((

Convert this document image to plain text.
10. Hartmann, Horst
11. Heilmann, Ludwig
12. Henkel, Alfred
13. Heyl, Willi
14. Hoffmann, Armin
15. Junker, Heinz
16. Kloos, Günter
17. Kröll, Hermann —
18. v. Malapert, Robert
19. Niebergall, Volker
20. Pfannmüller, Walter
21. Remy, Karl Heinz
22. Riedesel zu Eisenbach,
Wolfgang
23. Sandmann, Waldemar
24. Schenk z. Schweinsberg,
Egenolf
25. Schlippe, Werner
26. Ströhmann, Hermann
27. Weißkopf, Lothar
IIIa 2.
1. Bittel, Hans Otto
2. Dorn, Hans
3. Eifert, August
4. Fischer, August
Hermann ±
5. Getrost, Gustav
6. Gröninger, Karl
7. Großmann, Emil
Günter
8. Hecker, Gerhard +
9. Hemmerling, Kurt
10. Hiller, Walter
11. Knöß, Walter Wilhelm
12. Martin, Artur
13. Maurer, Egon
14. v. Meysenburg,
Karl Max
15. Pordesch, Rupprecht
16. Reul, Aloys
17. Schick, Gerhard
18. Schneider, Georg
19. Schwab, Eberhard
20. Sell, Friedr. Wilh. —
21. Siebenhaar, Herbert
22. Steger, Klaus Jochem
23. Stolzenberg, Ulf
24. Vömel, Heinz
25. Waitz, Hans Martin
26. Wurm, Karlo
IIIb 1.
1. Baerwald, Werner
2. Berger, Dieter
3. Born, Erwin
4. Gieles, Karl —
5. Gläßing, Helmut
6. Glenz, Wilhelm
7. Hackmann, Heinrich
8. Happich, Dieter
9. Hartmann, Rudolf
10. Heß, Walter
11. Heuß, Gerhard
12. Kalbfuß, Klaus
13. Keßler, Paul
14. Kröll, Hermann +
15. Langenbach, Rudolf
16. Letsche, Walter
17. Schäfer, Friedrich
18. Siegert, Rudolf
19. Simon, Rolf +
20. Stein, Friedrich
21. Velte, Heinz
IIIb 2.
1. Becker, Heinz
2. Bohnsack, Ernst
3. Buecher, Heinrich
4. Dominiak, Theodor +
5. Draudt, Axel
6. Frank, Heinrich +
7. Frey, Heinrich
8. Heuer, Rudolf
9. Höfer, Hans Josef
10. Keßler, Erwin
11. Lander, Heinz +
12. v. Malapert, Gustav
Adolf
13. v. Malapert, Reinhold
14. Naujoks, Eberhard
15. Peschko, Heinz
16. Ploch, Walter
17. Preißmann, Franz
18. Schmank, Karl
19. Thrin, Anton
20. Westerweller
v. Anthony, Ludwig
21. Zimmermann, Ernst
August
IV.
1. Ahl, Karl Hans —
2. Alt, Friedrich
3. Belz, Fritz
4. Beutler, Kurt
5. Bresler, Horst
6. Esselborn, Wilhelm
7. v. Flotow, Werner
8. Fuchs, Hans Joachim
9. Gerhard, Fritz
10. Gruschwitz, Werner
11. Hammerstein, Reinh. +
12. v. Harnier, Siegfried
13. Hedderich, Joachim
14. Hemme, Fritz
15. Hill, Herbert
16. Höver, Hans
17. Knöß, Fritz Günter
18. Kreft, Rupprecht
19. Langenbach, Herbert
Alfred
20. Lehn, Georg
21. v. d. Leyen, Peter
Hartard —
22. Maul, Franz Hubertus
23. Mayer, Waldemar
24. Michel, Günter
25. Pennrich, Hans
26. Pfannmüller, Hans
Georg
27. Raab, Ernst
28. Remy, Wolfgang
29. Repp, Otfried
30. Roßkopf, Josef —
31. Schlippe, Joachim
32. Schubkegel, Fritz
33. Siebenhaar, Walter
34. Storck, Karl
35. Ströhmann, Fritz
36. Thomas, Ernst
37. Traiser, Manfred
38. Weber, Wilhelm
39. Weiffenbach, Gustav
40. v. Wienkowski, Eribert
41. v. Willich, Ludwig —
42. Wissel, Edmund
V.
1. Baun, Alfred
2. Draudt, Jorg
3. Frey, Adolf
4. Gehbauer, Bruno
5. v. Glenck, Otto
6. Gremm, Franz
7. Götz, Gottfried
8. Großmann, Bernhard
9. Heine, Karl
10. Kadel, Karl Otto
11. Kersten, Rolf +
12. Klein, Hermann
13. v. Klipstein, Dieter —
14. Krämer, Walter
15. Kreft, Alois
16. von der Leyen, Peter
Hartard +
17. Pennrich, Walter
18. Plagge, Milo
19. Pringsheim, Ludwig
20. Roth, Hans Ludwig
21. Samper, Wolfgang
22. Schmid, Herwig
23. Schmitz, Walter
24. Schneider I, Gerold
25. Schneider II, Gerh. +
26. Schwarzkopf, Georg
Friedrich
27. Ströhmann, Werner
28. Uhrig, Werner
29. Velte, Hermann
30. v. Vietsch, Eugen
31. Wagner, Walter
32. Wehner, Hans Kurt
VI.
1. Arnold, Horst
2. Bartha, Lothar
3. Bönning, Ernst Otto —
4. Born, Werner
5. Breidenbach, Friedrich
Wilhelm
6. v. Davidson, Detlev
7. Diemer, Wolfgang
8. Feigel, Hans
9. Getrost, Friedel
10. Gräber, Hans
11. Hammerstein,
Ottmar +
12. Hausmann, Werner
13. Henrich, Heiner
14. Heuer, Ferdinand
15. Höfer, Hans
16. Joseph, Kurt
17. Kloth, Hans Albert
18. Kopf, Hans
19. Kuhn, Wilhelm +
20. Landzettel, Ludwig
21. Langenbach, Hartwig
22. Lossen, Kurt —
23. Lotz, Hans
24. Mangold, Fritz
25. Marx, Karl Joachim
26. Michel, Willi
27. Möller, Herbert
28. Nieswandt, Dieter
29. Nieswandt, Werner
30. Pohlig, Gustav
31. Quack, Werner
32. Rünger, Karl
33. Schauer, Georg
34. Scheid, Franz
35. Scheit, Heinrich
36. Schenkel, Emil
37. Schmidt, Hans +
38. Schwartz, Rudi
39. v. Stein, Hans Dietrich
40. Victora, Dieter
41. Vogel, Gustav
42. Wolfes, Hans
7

))

*TASK INSTRUCTIONS*. Quote the entire listing above exactly.

*TASK OUTPUT*.
Convert this document image to plain text.
10. Hartmann, Horst
11. Heilmann, Ludwig
12. Henkel, Alfred
13. Heyl, Willi
14. Hoffmann, Armin
15. Junker, Heinz
16. Kloos, Günter
17. Kröll, Hermann —
18. v. Malapert, Robert
19. Niebergall, Volker
20. Pfannmüller, Walter
21. Remy, Karl Heinz
22. Riedesel zu Eisenbach,
Wolfgang
23. Sandmann, Waldemar
24. Schenk z. Schweinsberg,
Egenolf
25. Schlippe, Werner
26. Ströhmann, Hermann
27. Weißkopf, Lothar
IIIa 2.
1. Bittel, Hans Otto
2. Dorn, Hans
3. Eifert, August
4. Fischer, August
Hermann ±
5. Getrost, Gustav
6. Gröninger, Karl
7. Großmann, Emil
Günter
8. Hecker, Gerhard +
9. Hemmerling, Kurt
10. Hiller, Walter
11. Knöß, Walter Wilhelm
12. Martin, Artur
13. Maurer, Egon
14. v. Meysenburg,
Karl Max
15. Pordesch, Rupprecht
16. Reul, Aloys
17. Schick, Gerhard
18. Schneider, Georg
19. Schwab, Eberhard
20. Sell, Friedr. Wilh. —
21. Siebenhaar, Herbert
22. Steger, Klaus Jochem
23. Stolzenberg, Ulf
24. Vömel, Heinz
25. Waitz, Hans Martin
26. Wurm, Karlo
IIIb 1.
1. Baerwald, Werner
2. Berger, Dieter
3. Born, Erwin
4. Gieles, Karl —
5. Gläßing, Helmut
6. Glenz, Wilhelm
7. Hackmann, Heinrich
8. Happich, Dieter
9. Hartmann, Rudolf
10. Heß, Walter
11. Heuß, Gerhard
12. Kalbfuß, Klaus
13. Keßler, Paul
14. Kröll, Hermann +
15. Langenbach, Rudolf
16. Letsche, Walter
17. Schäfer, Friedrich
18. Siegert, Rudolf
19. Simon, Rolf +
20. Stein, Friedrich
21. Velte, Heinz
IIIb 2.
1. Becker, Heinz
2. Bohnsack, Ernst
3. Buecher, Heinrich
4. Dominiak, Theodor +
5. Draudt, Axel
6. Frank, Heinrich +
7. Frey, Heinrich
8. Heuer, Rudolf
9. Höfer, Hans Josef
10. Keßler, Erwin
11. Lander, Heinz +
12. v. Malapert, Gustav
Adolf
13. v. Malapert, Reinhold
14. Naujoks, Eberhard
15. Peschko, Heinz
16. Ploch, Walter
17. Preißmann, Franz
18. Schmank, Karl
19. Thrin, Anton
20. Westerweller
v. Anthony, Ludwig
21. Zimmermann, Ernst
August
IV.
1. Ahl, Karl Hans —
2. Alt, Friedrich
3. Belz, Fritz
4. Beutler, Kurt
5. Bresler, Horst
6. Esselborn, Wilhelm
7. v. Flotow, Werner
8. Fuchs, Hans Joachim
9. Gerhard, Fritz
10. Gruschwitz, Werner
11. Hammerstein, Reinh. +
12. v. Harnier, Siegfried
13. Hedderich, Joachim
14. Hemme, Fritz
15. Hill, Herbert
16. Höver, Hans
17. Knöß, Fritz Günter
18. Kreft, Rupprecht
19. Langenbach, Herbert
Alfred
20. Lehn, Georg
21. v. d. Leyen, Peter
Hartard —
22. Maul, Franz Hubertus
23. Mayer, Waldemar
24. Michel, Günter
25. Pennrich, Hans
26. Pfannmüller, Hans
Georg
27. Raab, Ernst
28. Remy, Wolfgang
29. Repp, Otfried
30. Roßkopf, Josef —
31. Schlippe, Joachim
32. Schubkegel, Fritz
33. Siebenhaar, Walter
34. Storck, Karl
35. Ströhmann, Fritz
36. Thomas, Ernst
37. Traiser, Manfred
38. Weber, Wilhelm
39. Weiffenbach, Gustav
40. v. Wienkowski, Eribert
41. v. Willich, Ludwig —
42. Wissel, Edmund
V.
1. Baun, Alfred
2. Draudt, Jorg
3. Frey, Adolf
4. Gehbauer, Bruno
5. v. Glenck, Otto
6. Gremm, Franz
7. Götz, Gottfried
8. Großmann, Bernhard
9. Heine, Karl
10. Kadel, Karl Otto
11. Kersten, Rolf +
12. Klein, Hermann
13. v. Klipstein, Dieter —
14. Krämer, Walter
15. Kreft, Alois
16. von der Leyen, Peter
Hartard +
17. Pennrich, Walter
18. Plagge, Milo
19. Pringsheim, Ludwig
20. Roth, Hans Ludwig
21. Samper, Wolfgang
22. Schmid, Herwig
23. Schmitz, Walter
24. Schneider I, Gerold
25. Schneider II, Gerh. +
26. Schwarzkopf, Georg
Friedrich
27. Ströhmann, Werner
28. Uhrig, Werner
29. Velte, Hermann
30. v. Vietsch, Eugen
31. Wagner, Walter
32. Wehner, Hans Kurt
VI.
1. Arnold, Horst
2. Bartha, Lothar
3. Bönning, Ernst Otto —
4. Born, Werner
5. Breidenbach, Friedrich
Wilhelm
6. v. Davidson, Detlev
7. Diemer, Wolfgang
8. Feigel, Hans
9. Getrost, Friedel
10. Gräber, Hans
11. Hammerstein,
Ottmar +
12. Hausmann, Werner
13. Henrich, Heiner
14. Heuer, Ferdinand
15. Höfer, Hans
16. Joseph, Kurt
17. Kloth, Hans Albert
18. Kopf, Hans
19. Kuhn, Wilhelm +
20. Landzettel, Ludwig
21. Langenbach, Hartwig
22. Lossen, Kurt —
23. Lotz, Hans
24. Mangold, Fritz
25. Marx, Karl Joachim
26. Michel, Willi
27. Möller, Herbert
28. Nieswandt, Dieter
29. Nieswandt, Werner
30. Pohlig, Gustav
31. Quack, Werner
32. Rünger, Karl
33. Schauer, Georg
34. Scheid, Franz
35. Scheit, Heinrich
36. Schenkel, Emil
37. Schmidt, Hans +
38. Schwartz, Rudi
39. v. Stein, Hans Dietrich
40. Victora, Dieter
41. Vogel, Gustav
42. Wolfes, Hans
7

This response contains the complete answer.